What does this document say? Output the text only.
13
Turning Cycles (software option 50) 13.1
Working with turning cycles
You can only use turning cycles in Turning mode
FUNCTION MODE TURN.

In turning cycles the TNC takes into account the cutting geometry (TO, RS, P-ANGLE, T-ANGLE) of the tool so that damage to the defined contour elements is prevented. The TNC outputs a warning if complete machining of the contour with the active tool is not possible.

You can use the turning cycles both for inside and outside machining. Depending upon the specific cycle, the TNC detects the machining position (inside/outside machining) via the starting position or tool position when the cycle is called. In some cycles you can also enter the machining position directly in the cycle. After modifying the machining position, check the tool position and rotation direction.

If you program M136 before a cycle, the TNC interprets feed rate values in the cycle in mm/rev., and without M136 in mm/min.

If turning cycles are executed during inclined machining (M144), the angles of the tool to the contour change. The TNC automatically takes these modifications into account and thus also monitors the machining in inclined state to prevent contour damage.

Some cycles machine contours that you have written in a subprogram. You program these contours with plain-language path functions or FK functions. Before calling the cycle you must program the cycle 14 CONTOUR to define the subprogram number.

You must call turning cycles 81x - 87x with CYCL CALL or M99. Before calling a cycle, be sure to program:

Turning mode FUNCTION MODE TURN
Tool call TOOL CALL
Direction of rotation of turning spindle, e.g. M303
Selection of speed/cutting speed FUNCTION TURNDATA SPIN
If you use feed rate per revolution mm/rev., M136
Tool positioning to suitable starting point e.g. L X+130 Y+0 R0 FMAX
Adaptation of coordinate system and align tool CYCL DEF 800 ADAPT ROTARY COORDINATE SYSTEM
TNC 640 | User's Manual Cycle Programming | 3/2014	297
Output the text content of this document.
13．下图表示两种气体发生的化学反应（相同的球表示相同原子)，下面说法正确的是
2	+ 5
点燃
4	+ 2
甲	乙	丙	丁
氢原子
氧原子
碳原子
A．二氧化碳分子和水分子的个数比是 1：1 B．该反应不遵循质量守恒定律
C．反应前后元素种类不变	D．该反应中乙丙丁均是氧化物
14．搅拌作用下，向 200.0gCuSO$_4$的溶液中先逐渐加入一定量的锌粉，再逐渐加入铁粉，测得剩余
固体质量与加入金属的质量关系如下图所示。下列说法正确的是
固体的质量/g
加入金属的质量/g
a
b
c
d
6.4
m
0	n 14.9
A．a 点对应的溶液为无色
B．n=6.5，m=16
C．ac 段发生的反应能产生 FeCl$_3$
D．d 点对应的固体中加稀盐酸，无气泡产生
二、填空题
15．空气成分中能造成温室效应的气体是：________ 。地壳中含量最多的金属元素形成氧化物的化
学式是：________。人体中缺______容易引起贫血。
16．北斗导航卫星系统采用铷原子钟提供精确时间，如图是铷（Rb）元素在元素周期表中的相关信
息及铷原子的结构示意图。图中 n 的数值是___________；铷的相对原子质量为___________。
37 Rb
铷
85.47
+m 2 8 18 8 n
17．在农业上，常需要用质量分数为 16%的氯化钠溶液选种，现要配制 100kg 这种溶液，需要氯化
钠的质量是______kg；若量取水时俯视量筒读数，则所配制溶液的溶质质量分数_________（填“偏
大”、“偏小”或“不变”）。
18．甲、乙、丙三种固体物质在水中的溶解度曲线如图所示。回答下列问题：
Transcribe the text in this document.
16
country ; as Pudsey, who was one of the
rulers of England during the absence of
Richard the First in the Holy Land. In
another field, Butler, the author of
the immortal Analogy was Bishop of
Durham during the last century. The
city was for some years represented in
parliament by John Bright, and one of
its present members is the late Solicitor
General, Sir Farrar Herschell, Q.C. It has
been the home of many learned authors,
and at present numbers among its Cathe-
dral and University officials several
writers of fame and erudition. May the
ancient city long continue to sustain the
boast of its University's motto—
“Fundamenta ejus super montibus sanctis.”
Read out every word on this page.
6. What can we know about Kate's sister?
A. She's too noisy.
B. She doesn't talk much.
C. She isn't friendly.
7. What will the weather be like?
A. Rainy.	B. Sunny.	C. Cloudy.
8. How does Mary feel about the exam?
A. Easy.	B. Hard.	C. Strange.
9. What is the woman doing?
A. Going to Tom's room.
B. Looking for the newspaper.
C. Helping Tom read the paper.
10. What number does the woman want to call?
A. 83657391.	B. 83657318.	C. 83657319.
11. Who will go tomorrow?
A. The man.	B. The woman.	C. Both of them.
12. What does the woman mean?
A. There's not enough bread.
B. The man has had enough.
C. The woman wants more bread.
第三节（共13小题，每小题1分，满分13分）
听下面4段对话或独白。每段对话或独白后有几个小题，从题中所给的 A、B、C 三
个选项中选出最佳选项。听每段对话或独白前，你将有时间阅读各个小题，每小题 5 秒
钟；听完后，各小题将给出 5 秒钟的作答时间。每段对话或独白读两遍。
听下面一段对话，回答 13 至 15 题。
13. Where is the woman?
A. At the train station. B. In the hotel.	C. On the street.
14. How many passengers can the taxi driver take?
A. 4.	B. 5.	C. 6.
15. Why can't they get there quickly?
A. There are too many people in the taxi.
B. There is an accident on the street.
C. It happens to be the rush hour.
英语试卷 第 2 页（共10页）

THE REQUEST:
Transcribe word for word the lines from the one holding "Transcribe the text in this document." to the last line of the listing above, inclusive.

WRITTEN RESPONSE:
Transcribe the text in this document.
16
country ; as Pudsey, who was one of the
rulers of England during the absence of
Richard the First in the Holy Land. In
another field, Butler, the author of
the immortal Analogy was Bishop of
Durham during the last century. The
city was for some years represented in
parliament by John Bright, and one of
its present members is the late Solicitor
General, Sir Farrar Herschell, Q.C. It has
been the home of many learned authors,
and at present numbers among its Cathe-
dral and University officials several
writers of fame and erudition. May the
ancient city long continue to sustain the
boast of its University's motto—
“Fundamenta ejus super montibus sanctis.”
Read out every word on this page.
6. What can we know about Kate's sister?
A. She's too noisy.
B. She doesn't talk much.
C. She isn't friendly.
7. What will the weather be like?
A. Rainy.	B. Sunny.	C. Cloudy.
8. How does Mary feel about the exam?
A. Easy.	B. Hard.	C. Strange.
9. What is the woman doing?
A. Going to Tom's room.
B. Looking for the newspaper.
C. Helping Tom read the paper.
10. What number does the woman want to call?
A. 83657391.	B. 83657318.	C. 83657319.
11. Who will go tomorrow?
A. The man.	B. The woman.	C. Both of them.
12. What does the woman mean?
A. There's not enough bread.
B. The man has had enough.
C. The woman wants more bread.
第三节（共13小题，每小题1分，满分13分）
听下面4段对话或独白。每段对话或独白后有几个小题，从题中所给的 A、B、C 三
个选项中选出最佳选项。听每段对话或独白前，你将有时间阅读各个小题，每小题 5 秒
钟；听完后，各小题将给出 5 秒钟的作答时间。每段对话或独白读两遍。
听下面一段对话，回答 13 至 15 题。
13. Where is the woman?
A. At the train station. B. In the hotel.	C. On the street.
14. How many passengers can the taxi driver take?
A. 4.	B. 5.	C. 6.
15. Why can't they get there quickly?
A. There are too many people in the taxi.
B. There is an accident on the street.
C. It happens to be the rush hour.
英语试卷 第 2 页（共10页）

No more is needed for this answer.